### Data records
-- begin --

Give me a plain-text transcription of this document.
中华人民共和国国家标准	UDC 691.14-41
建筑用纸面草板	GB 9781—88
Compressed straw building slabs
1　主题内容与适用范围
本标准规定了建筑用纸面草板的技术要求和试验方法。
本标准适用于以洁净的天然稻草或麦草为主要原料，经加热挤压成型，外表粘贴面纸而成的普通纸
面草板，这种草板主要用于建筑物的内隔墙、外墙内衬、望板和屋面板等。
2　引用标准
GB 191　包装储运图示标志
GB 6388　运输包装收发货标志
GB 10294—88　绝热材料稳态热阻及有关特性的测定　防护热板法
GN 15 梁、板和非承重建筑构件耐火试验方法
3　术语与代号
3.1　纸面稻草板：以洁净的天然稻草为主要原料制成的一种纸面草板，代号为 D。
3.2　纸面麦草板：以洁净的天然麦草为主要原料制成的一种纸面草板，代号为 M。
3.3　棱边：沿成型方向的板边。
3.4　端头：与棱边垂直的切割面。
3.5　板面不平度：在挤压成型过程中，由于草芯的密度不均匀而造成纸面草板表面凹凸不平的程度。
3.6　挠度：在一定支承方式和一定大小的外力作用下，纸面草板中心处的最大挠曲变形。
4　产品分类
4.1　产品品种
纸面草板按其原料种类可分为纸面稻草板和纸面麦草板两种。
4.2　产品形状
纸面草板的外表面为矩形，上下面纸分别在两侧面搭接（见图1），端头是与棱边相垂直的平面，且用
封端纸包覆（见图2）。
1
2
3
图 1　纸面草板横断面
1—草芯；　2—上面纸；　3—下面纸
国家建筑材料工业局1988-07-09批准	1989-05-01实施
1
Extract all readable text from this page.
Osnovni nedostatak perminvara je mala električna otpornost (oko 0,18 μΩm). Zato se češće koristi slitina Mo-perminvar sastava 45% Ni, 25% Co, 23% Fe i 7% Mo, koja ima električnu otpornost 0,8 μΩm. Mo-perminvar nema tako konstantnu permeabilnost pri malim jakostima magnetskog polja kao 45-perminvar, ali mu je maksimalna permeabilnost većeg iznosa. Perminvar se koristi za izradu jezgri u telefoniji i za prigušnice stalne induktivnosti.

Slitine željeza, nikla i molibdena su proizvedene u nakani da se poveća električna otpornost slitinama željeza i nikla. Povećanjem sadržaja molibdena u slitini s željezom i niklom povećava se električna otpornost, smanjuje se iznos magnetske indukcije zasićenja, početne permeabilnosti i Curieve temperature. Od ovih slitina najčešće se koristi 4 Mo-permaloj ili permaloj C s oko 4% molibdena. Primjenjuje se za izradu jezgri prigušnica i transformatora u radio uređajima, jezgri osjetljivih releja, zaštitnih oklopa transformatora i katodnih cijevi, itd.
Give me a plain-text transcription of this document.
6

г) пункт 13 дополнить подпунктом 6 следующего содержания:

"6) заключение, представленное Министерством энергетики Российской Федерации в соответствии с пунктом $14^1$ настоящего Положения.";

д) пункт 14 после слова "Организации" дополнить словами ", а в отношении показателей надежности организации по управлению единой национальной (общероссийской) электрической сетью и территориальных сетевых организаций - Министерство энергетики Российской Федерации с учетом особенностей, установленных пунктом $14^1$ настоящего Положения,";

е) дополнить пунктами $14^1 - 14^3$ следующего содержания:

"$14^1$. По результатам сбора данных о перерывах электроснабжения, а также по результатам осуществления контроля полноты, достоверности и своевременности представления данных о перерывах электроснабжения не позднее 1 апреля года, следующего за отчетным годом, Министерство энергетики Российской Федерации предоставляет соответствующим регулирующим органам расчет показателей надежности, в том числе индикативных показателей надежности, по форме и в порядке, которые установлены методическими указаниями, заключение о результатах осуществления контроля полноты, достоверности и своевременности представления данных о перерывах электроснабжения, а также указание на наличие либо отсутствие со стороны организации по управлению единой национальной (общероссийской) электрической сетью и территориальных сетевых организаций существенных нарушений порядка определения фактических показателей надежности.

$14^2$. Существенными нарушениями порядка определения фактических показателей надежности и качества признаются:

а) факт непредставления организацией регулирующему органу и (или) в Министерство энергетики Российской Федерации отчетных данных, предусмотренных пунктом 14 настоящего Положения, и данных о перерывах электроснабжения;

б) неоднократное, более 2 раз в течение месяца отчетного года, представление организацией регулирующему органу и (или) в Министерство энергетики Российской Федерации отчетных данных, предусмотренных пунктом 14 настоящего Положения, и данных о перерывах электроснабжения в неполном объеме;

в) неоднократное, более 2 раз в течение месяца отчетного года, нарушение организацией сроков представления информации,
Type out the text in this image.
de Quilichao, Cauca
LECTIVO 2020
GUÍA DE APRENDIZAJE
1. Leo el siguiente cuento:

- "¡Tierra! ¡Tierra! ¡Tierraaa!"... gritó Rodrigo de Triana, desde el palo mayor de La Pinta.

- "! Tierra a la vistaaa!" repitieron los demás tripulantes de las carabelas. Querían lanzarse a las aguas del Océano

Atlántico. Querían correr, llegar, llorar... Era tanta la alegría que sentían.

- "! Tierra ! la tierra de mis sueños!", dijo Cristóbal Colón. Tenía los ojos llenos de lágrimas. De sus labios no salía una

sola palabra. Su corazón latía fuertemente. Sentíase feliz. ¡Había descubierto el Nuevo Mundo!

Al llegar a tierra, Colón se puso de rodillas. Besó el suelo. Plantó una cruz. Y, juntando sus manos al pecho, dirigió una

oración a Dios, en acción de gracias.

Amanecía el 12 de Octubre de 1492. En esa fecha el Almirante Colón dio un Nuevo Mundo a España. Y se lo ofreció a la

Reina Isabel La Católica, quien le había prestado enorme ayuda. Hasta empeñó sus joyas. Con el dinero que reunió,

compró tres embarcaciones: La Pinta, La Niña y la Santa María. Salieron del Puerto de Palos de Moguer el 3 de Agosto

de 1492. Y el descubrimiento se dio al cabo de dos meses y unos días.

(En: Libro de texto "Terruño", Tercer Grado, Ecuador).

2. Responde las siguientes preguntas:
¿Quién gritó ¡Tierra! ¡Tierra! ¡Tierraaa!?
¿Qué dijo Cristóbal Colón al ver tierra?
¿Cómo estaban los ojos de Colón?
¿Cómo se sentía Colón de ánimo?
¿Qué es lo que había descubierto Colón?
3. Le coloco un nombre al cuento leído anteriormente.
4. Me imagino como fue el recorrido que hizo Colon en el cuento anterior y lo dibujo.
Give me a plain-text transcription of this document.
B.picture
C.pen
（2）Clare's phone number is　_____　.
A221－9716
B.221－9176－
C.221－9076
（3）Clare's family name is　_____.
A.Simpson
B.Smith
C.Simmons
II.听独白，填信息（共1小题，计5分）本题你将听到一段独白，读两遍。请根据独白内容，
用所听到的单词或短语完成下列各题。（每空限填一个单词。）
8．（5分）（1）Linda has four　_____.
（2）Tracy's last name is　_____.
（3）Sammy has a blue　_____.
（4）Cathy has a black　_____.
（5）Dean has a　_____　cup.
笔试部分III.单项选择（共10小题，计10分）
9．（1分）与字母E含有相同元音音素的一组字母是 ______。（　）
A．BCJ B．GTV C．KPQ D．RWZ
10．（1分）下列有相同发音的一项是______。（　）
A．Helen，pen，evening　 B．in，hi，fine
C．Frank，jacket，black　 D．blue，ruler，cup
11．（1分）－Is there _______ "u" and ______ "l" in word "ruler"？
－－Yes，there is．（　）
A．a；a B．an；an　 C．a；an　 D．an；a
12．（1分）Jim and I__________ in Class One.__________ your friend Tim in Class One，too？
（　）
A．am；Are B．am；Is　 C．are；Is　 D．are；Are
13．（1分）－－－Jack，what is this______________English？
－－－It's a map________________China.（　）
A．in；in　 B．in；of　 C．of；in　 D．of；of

-- end --

### Aim
Within the material above, find the lines that contain the word "Clare"; copy them.

### Finished task
（2）Clare's phone number is　_____　.
（3）Clare's family name is　_____.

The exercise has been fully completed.